WHAT THIS TASK INVOLVES: Write out each record again exactly as it stands.

— start —

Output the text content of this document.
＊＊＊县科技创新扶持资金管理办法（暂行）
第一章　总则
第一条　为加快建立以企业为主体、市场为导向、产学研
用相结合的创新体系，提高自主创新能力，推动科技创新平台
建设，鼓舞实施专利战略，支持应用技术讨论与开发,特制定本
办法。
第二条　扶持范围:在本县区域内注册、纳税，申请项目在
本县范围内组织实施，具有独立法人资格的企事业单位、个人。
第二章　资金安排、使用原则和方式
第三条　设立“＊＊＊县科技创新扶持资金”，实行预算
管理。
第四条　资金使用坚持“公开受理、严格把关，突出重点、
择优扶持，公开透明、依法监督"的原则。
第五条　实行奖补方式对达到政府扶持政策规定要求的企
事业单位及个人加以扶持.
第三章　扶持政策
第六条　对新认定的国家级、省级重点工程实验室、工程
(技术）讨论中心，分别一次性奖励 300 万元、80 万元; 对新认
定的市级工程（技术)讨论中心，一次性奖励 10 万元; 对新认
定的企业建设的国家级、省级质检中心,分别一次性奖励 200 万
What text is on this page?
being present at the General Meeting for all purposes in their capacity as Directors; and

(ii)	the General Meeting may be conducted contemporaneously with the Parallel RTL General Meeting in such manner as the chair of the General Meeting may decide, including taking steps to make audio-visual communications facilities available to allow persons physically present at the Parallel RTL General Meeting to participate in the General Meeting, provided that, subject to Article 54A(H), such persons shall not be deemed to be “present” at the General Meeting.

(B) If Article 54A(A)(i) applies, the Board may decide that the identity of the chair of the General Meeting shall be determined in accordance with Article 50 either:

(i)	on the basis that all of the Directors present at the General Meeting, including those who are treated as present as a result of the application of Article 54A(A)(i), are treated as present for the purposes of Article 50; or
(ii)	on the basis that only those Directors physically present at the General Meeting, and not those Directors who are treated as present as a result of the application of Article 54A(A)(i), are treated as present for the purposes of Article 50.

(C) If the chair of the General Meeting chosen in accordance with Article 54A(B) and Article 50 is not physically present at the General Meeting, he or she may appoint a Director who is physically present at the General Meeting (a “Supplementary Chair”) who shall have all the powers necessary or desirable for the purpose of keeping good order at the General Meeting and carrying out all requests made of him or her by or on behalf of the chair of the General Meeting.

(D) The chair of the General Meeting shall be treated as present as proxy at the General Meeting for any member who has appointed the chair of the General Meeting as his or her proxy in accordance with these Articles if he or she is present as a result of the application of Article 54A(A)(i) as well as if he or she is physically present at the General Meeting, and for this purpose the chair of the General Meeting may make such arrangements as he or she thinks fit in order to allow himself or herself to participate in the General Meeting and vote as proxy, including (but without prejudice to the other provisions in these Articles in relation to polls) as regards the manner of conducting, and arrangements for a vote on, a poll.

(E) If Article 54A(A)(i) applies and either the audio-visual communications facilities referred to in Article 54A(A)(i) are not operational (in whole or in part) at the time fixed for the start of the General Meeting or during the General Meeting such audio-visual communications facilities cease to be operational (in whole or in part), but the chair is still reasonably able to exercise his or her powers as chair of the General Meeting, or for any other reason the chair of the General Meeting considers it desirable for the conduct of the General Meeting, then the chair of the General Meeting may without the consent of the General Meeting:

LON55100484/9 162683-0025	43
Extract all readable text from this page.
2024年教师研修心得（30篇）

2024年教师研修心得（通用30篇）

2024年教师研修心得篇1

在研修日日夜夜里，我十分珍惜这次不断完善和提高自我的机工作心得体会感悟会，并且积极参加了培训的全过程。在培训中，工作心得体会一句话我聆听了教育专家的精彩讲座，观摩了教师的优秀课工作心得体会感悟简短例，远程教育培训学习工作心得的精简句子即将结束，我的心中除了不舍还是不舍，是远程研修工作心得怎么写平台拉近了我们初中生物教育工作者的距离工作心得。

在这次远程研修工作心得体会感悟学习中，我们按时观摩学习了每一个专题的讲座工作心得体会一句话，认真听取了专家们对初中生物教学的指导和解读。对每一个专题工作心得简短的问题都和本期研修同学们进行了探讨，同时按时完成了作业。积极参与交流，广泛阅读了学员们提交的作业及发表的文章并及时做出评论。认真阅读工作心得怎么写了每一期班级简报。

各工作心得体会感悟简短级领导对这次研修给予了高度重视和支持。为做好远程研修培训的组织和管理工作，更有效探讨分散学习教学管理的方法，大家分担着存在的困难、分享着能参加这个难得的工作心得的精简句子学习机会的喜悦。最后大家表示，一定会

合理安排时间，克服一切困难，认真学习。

— end —

ANSWER TO THE TASK:
Output the text content of this document.
＊＊＊县科技创新扶持资金管理办法（暂行）
第一章　总则
第一条　为加快建立以企业为主体、市场为导向、产学研
用相结合的创新体系，提高自主创新能力，推动科技创新平台
建设，鼓舞实施专利战略，支持应用技术讨论与开发,特制定本
办法。
第二条　扶持范围:在本县区域内注册、纳税，申请项目在
本县范围内组织实施，具有独立法人资格的企事业单位、个人。
第二章　资金安排、使用原则和方式
第三条　设立“＊＊＊县科技创新扶持资金”，实行预算
管理。
第四条　资金使用坚持“公开受理、严格把关，突出重点、
择优扶持，公开透明、依法监督"的原则。
第五条　实行奖补方式对达到政府扶持政策规定要求的企
事业单位及个人加以扶持.
第三章　扶持政策
第六条　对新认定的国家级、省级重点工程实验室、工程
(技术）讨论中心，分别一次性奖励 300 万元、80 万元; 对新认
定的市级工程（技术)讨论中心，一次性奖励 10 万元; 对新认
定的企业建设的国家级、省级质检中心,分别一次性奖励 200 万
What text is on this page?
being present at the General Meeting for all purposes in their capacity as Directors; and

(ii)	the General Meeting may be conducted contemporaneously with the Parallel RTL General Meeting in such manner as the chair of the General Meeting may decide, including taking steps to make audio-visual communications facilities available to allow persons physically present at the Parallel RTL General Meeting to participate in the General Meeting, provided that, subject to Article 54A(H), such persons shall not be deemed to be “present” at the General Meeting.

(B) If Article 54A(A)(i) applies, the Board may decide that the identity of the chair of the General Meeting shall be determined in accordance with Article 50 either:

(i)	on the basis that all of the Directors present at the General Meeting, including those who are treated as present as a result of the application of Article 54A(A)(i), are treated as present for the purposes of Article 50; or
(ii)	on the basis that only those Directors physically present at the General Meeting, and not those Directors who are treated as present as a result of the application of Article 54A(A)(i), are treated as present for the purposes of Article 50.

(C) If the chair of the General Meeting chosen in accordance with Article 54A(B) and Article 50 is not physically present at the General Meeting, he or she may appoint a Director who is physically present at the General Meeting (a “Supplementary Chair”) who shall have all the powers necessary or desirable for the purpose of keeping good order at the General Meeting and carrying out all requests made of him or her by or on behalf of the chair of the General Meeting.

(D) The chair of the General Meeting shall be treated as present as proxy at the General Meeting for any member who has appointed the chair of the General Meeting as his or her proxy in accordance with these Articles if he or she is present as a result of the application of Article 54A(A)(i) as well as if he or she is physically present at the General Meeting, and for this purpose the chair of the General Meeting may make such arrangements as he or she thinks fit in order to allow himself or herself to participate in the General Meeting and vote as proxy, including (but without prejudice to the other provisions in these Articles in relation to polls) as regards the manner of conducting, and arrangements for a vote on, a poll.

(E) If Article 54A(A)(i) applies and either the audio-visual communications facilities referred to in Article 54A(A)(i) are not operational (in whole or in part) at the time fixed for the start of the General Meeting or during the General Meeting such audio-visual communications facilities cease to be operational (in whole or in part), but the chair is still reasonably able to exercise his or her powers as chair of the General Meeting, or for any other reason the chair of the General Meeting considers it desirable for the conduct of the General Meeting, then the chair of the General Meeting may without the consent of the General Meeting:

LON55100484/9 162683-0025	43
Extract all readable text from this page.
2024年教师研修心得（30篇）

2024年教师研修心得（通用30篇）

2024年教师研修心得篇1

在研修日日夜夜里，我十分珍惜这次不断完善和提高自我的机工作心得体会感悟会，并且积极参加了培训的全过程。在培训中，工作心得体会一句话我聆听了教育专家的精彩讲座，观摩了教师的优秀课工作心得体会感悟简短例，远程教育培训学习工作心得的精简句子即将结束，我的心中除了不舍还是不舍，是远程研修工作心得怎么写平台拉近了我们初中生物教育工作者的距离工作心得。

在这次远程研修工作心得体会感悟学习中，我们按时观摩学习了每一个专题的讲座工作心得体会一句话，认真听取了专家们对初中生物教学的指导和解读。对每一个专题工作心得简短的问题都和本期研修同学们进行了探讨，同时按时完成了作业。积极参与交流，广泛阅读了学员们提交的作业及发表的文章并及时做出评论。认真阅读工作心得怎么写了每一期班级简报。

各工作心得体会感悟简短级领导对这次研修给予了高度重视和支持。为做好远程研修培训的组织和管理工作，更有效探讨分散学习教学管理的方法，大家分担着存在的困难、分享着能参加这个难得的工作心得的精简句子学习机会的喜悦。最后大家表示，一定会

合理安排时间，克服一切困难，认真学习。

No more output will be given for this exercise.